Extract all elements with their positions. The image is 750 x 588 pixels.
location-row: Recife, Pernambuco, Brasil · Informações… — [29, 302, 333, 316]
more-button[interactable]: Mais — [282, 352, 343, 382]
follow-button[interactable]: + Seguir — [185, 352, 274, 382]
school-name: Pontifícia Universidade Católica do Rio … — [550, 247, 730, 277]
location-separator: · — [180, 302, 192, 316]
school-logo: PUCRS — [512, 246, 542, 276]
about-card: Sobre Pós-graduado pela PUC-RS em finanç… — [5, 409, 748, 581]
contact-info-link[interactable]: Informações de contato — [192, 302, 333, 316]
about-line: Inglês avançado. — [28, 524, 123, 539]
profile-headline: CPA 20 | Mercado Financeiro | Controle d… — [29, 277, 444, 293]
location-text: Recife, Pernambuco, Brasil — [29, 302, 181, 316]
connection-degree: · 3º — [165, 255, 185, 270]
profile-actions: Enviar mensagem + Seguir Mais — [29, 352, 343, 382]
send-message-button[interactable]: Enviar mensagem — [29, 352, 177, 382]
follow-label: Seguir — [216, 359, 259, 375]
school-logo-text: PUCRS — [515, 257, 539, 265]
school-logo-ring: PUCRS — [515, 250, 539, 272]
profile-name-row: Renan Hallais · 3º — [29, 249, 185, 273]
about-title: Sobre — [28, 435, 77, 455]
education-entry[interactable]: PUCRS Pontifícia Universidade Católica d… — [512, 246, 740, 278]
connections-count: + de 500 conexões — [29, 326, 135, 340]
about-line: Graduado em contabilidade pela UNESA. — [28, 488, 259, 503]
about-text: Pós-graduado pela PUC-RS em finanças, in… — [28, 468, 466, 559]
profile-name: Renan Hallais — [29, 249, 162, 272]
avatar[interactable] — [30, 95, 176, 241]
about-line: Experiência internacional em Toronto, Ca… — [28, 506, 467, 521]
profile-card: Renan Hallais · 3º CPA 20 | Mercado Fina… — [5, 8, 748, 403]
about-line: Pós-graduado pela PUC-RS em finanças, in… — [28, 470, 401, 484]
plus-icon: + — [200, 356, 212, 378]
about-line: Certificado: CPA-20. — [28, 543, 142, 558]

***

__Instructions to follow__
Please return, unchanged, the lines from the start of the records through the line holding "follow-button[interactable]: + Seguir", inclusive.

__Solved problem__
Extract all elements with their positions. The image is 750 x 588 pixels.
location-row: Recife, Pernambuco, Brasil · Informações… — [29, 302, 333, 316]
more-button[interactable]: Mais — [282, 352, 343, 382]
follow-button[interactable]: + Seguir — [185, 352, 274, 382]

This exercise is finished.